**Task:** Extract the listing below in full, unchanged.

Stored data:
——————————
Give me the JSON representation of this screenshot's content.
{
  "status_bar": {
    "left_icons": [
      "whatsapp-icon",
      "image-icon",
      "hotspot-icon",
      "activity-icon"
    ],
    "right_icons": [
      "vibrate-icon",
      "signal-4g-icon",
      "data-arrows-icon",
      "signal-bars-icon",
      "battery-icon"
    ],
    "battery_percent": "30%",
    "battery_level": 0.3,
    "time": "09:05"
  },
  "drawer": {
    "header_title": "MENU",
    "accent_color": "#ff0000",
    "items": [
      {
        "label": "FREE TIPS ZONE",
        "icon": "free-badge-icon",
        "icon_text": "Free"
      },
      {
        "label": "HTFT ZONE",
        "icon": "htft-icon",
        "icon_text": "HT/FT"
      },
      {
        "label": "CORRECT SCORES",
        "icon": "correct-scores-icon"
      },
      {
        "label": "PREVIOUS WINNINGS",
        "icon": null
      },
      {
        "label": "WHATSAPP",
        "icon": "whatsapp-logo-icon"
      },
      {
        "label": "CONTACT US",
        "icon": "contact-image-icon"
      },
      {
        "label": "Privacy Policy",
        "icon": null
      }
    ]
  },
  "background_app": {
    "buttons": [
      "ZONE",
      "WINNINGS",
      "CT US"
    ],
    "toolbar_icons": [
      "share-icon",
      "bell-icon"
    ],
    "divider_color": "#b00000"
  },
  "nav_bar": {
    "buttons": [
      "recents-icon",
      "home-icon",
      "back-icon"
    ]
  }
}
——————————
**The output:**
Give me the JSON representation of this screenshot's content.
{
  "status_bar": {
    "left_icons": [
      "whatsapp-icon",
      "image-icon",
      "hotspot-icon",
      "activity-icon"
    ],
    "right_icons": [
      "vibrate-icon",
      "signal-4g-icon",
      "data-arrows-icon",
      "signal-bars-icon",
      "battery-icon"
    ],
    "battery_percent": "30%",
    "battery_level": 0.3,
    "time": "09:05"
  },
  "drawer": {
    "header_title": "MENU",
    "accent_color": "#ff0000",
    "items": [
      {
        "label": "FREE TIPS ZONE",
        "icon": "free-badge-icon",
        "icon_text": "Free"
      },
      {
        "label": "HTFT ZONE",
        "icon": "htft-icon",
        "icon_text": "HT/FT"
      },
      {
        "label": "CORRECT SCORES",
        "icon": "correct-scores-icon"
      },
      {
        "label": "PREVIOUS WINNINGS",
        "icon": null
      },
      {
        "label": "WHATSAPP",
        "icon": "whatsapp-logo-icon"
      },
      {
        "label": "CONTACT US",
        "icon": "contact-image-icon"
      },
      {
        "label": "Privacy Policy",
        "icon": null
      }
    ]
  },
  "background_app": {
    "buttons": [
      "ZONE",
      "WINNINGS",
      "CT US"
    ],
    "toolbar_icons": [
      "share-icon",
      "bell-icon"
    ],
    "divider_color": "#b00000"
  },
  "nav_bar": {
    "buttons": [
      "recents-icon",
      "home-icon",
      "back-icon"
    ]
  }
}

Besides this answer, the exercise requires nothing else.